• _Records for this task_
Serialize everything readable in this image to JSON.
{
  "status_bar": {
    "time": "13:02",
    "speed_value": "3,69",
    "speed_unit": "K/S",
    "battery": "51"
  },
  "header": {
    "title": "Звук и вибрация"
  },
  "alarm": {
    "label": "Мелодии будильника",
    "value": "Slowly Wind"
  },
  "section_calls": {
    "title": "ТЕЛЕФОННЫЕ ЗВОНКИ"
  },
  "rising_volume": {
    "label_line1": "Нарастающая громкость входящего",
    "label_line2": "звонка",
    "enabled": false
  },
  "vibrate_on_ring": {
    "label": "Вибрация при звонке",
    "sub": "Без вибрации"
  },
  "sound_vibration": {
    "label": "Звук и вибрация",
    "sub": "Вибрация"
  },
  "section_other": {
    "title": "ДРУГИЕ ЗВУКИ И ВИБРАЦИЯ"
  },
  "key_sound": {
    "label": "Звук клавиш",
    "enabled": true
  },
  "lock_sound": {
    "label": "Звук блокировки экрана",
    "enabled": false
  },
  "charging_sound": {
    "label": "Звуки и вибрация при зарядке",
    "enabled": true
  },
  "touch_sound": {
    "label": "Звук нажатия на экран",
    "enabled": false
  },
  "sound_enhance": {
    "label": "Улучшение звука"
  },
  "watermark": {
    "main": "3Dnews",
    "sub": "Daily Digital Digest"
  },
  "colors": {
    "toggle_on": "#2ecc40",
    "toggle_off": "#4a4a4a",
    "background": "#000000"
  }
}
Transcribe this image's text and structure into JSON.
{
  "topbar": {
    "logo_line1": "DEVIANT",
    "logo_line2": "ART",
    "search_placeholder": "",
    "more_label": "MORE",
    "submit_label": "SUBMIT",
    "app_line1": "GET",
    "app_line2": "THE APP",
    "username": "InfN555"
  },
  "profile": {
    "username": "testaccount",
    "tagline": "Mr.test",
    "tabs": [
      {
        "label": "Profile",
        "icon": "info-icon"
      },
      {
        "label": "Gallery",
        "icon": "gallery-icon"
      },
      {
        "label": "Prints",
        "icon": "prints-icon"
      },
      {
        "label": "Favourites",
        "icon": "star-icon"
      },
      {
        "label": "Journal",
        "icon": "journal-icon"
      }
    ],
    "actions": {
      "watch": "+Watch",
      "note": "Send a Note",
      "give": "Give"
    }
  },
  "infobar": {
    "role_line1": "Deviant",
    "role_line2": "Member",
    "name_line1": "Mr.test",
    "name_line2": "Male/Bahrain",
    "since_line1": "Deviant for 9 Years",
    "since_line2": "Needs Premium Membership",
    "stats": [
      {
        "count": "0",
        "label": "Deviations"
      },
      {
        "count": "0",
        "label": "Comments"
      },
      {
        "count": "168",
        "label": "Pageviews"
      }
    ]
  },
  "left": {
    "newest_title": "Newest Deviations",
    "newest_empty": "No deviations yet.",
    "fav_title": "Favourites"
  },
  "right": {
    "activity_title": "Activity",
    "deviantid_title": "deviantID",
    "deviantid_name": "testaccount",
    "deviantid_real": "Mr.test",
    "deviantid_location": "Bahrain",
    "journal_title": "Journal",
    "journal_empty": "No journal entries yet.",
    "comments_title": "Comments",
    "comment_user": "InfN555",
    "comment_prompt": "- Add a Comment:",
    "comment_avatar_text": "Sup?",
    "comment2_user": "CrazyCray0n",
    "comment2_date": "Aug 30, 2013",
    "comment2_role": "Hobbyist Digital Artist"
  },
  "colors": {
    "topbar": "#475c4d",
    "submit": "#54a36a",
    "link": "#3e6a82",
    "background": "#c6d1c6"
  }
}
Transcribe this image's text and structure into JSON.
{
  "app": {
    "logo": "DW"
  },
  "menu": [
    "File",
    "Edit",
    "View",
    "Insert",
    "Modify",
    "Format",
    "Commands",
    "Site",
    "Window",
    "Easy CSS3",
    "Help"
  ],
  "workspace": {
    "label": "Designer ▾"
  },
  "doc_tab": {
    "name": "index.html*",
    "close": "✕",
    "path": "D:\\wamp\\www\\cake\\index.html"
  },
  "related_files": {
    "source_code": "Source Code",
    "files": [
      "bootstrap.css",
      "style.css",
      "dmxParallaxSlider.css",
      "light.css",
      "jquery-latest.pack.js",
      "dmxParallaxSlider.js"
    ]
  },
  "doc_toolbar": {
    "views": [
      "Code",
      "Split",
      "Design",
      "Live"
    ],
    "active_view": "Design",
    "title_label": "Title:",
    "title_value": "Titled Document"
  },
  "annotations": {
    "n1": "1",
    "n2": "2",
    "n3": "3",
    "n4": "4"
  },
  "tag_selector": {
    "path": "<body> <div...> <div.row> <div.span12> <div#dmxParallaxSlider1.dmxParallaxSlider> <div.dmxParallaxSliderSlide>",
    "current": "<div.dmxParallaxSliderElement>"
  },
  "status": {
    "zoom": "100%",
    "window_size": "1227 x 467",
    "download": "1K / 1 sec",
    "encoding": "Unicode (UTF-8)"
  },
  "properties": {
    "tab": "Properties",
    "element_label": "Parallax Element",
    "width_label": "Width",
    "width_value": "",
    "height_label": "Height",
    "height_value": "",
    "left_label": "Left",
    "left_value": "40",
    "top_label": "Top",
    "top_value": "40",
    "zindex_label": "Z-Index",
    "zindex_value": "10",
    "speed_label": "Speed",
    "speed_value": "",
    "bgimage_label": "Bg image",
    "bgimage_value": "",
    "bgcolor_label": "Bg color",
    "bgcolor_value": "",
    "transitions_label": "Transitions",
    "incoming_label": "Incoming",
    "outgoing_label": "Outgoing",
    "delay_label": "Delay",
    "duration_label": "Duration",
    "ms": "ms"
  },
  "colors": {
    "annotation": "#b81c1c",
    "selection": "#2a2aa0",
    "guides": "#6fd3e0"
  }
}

• _Work required_
Reproduce every line of the material above exactly.

• _Completed exercise_
Serialize everything readable in this image to JSON.
{
  "status_bar": {
    "time": "13:02",
    "speed_value": "3,69",
    "speed_unit": "K/S",
    "battery": "51"
  },
  "header": {
    "title": "Звук и вибрация"
  },
  "alarm": {
    "label": "Мелодии будильника",
    "value": "Slowly Wind"
  },
  "section_calls": {
    "title": "ТЕЛЕФОННЫЕ ЗВОНКИ"
  },
  "rising_volume": {
    "label_line1": "Нарастающая громкость входящего",
    "label_line2": "звонка",
    "enabled": false
  },
  "vibrate_on_ring": {
    "label": "Вибрация при звонке",
    "sub": "Без вибрации"
  },
  "sound_vibration": {
    "label": "Звук и вибрация",
    "sub": "Вибрация"
  },
  "section_other": {
    "title": "ДРУГИЕ ЗВУКИ И ВИБРАЦИЯ"
  },
  "key_sound": {
    "label": "Звук клавиш",
    "enabled": true
  },
  "lock_sound": {
    "label": "Звук блокировки экрана",
    "enabled": false
  },
  "charging_sound": {
    "label": "Звуки и вибрация при зарядке",
    "enabled": true
  },
  "touch_sound": {
    "label": "Звук нажатия на экран",
    "enabled": false
  },
  "sound_enhance": {
    "label": "Улучшение звука"
  },
  "watermark": {
    "main": "3Dnews",
    "sub": "Daily Digital Digest"
  },
  "colors": {
    "toggle_on": "#2ecc40",
    "toggle_off": "#4a4a4a",
    "background": "#000000"
  }
}
Transcribe this image's text and structure into JSON.
{
  "topbar": {
    "logo_line1": "DEVIANT",
    "logo_line2": "ART",
    "search_placeholder": "",
    "more_label": "MORE",
    "submit_label": "SUBMIT",
    "app_line1": "GET",
    "app_line2": "THE APP",
    "username": "InfN555"
  },
  "profile": {
    "username": "testaccount",
    "tagline": "Mr.test",
    "tabs": [
      {
        "label": "Profile",
        "icon": "info-icon"
      },
      {
        "label": "Gallery",
        "icon": "gallery-icon"
      },
      {
        "label": "Prints",
        "icon": "prints-icon"
      },
      {
        "label": "Favourites",
        "icon": "star-icon"
      },
      {
        "label": "Journal",
        "icon": "journal-icon"
      }
    ],
    "actions": {
      "watch": "+Watch",
      "note": "Send a Note",
      "give": "Give"
    }
  },
  "infobar": {
    "role_line1": "Deviant",
    "role_line2": "Member",
    "name_line1": "Mr.test",
    "name_line2": "Male/Bahrain",
    "since_line1": "Deviant for 9 Years",
    "since_line2": "Needs Premium Membership",
    "stats": [
      {
        "count": "0",
        "label": "Deviations"
      },
      {
        "count": "0",
        "label": "Comments"
      },
      {
        "count": "168",
        "label": "Pageviews"
      }
    ]
  },
  "left": {
    "newest_title": "Newest Deviations",
    "newest_empty": "No deviations yet.",
    "fav_title": "Favourites"
  },
  "right": {
    "activity_title": "Activity",
    "deviantid_title": "deviantID",
    "deviantid_name": "testaccount",
    "deviantid_real": "Mr.test",
    "deviantid_location": "Bahrain",
    "journal_title": "Journal",
    "journal_empty": "No journal entries yet.",
    "comments_title": "Comments",
    "comment_user": "InfN555",
    "comment_prompt": "- Add a Comment:",
    "comment_avatar_text": "Sup?",
    "comment2_user": "CrazyCray0n",
    "comment2_date": "Aug 30, 2013",
    "comment2_role": "Hobbyist Digital Artist"
  },
  "colors": {
    "topbar": "#475c4d",
    "submit": "#54a36a",
    "link": "#3e6a82",
    "background": "#c6d1c6"
  }
}
Transcribe this image's text and structure into JSON.
{
  "app": {
    "logo": "DW"
  },
  "menu": [
    "File",
    "Edit",
    "View",
    "Insert",
    "Modify",
    "Format",
    "Commands",
    "Site",
    "Window",
    "Easy CSS3",
    "Help"
  ],
  "workspace": {
    "label": "Designer ▾"
  },
  "doc_tab": {
    "name": "index.html*",
    "close": "✕",
    "path": "D:\\wamp\\www\\cake\\index.html"
  },
  "related_files": {
    "source_code": "Source Code",
    "files": [
      "bootstrap.css",
      "style.css",
      "dmxParallaxSlider.css",
      "light.css",
      "jquery-latest.pack.js",
      "dmxParallaxSlider.js"
    ]
  },
  "doc_toolbar": {
    "views": [
      "Code",
      "Split",
      "Design",
      "Live"
    ],
    "active_view": "Design",
    "title_label": "Title:",
    "title_value": "Titled Document"
  },
  "annotations": {
    "n1": "1",
    "n2": "2",
    "n3": "3",
    "n4": "4"
  },
  "tag_selector": {
    "path": "<body> <div...> <div.row> <div.span12> <div#dmxParallaxSlider1.dmxParallaxSlider> <div.dmxParallaxSliderSlide>",
    "current": "<div.dmxParallaxSliderElement>"
  },
  "status": {
    "zoom": "100%",
    "window_size": "1227 x 467",
    "download": "1K / 1 sec",
    "encoding": "Unicode (UTF-8)"
  },
  "properties": {
    "tab": "Properties",
    "element_label": "Parallax Element",
    "width_label": "Width",
    "width_value": "",
    "height_label": "Height",
    "height_value": "",
    "left_label": "Left",
    "left_value": "40",
    "top_label": "Top",
    "top_value": "40",
    "zindex_label": "Z-Index",
    "zindex_value": "10",
    "speed_label": "Speed",
    "speed_value": "",
    "bgimage_label": "Bg image",
    "bgimage_value": "",
    "bgcolor_label": "Bg color",
    "bgcolor_value": "",
    "transitions_label": "Transitions",
    "incoming_label": "Incoming",
    "outgoing_label": "Outgoing",
    "delay_label": "Delay",
    "duration_label": "Duration",
    "ms": "ms"
  },
  "colors": {
    "annotation": "#b81c1c",
    "selection": "#2a2aa0",
    "guides": "#6fd3e0"
  }
}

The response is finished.